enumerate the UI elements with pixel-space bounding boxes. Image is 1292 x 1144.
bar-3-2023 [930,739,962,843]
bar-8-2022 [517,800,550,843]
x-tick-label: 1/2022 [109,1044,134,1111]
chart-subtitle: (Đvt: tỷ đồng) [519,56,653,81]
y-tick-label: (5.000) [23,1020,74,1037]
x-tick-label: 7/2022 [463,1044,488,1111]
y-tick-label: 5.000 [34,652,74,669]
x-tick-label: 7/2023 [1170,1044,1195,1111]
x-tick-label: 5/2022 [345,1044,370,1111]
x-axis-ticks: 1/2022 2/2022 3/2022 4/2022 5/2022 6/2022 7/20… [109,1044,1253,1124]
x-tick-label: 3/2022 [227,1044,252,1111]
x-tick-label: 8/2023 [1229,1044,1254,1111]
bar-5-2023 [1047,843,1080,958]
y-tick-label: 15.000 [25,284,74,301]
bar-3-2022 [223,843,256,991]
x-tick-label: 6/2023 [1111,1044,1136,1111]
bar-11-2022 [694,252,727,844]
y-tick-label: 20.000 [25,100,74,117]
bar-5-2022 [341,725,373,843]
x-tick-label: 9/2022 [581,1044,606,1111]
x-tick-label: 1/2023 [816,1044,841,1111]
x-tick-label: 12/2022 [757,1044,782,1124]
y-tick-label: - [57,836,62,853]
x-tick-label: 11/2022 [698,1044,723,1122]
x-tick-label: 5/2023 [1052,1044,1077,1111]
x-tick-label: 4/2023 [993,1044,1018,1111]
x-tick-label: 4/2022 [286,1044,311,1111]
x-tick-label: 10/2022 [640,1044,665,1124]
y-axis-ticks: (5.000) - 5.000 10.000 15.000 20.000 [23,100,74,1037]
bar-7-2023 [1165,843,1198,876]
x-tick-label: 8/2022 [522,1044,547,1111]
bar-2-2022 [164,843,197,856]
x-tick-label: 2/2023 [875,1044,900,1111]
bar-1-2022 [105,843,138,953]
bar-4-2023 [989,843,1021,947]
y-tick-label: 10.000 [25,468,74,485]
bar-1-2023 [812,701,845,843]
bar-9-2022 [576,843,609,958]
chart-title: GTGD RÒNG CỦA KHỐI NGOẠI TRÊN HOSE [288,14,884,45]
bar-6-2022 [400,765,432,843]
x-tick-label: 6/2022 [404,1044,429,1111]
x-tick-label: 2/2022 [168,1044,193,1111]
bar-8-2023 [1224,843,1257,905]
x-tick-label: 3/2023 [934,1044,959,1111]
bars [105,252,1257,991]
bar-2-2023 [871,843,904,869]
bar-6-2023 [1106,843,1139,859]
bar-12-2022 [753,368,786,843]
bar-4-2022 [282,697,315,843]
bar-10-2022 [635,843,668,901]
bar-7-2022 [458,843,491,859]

-------------------------

● Exercise brief
Reproduce only the lines from the start of the records through the line containing "bar-5-2023 [1047,843,1080,958]", inclusive. Substitute "x-label" for every occurrence of "x-tick-label", leaving everything else unchanged.

● Completed task
enumerate the UI elements with pixel-space bounding boxes. Image is 1292 x 1144.
bar-3-2023 [930,739,962,843]
bar-8-2022 [517,800,550,843]
x-label: 1/2022 [109,1044,134,1111]
chart-subtitle: (Đvt: tỷ đồng) [519,56,653,81]
y-tick-label: (5.000) [23,1020,74,1037]
x-label: 7/2022 [463,1044,488,1111]
y-tick-label: 5.000 [34,652,74,669]
x-label: 7/2023 [1170,1044,1195,1111]
x-label: 5/2022 [345,1044,370,1111]
x-axis-ticks: 1/2022 2/2022 3/2022 4/2022 5/2022 6/2022 7/20… [109,1044,1253,1124]
x-label: 3/2022 [227,1044,252,1111]
x-label: 8/2023 [1229,1044,1254,1111]
bar-5-2023 [1047,843,1080,958]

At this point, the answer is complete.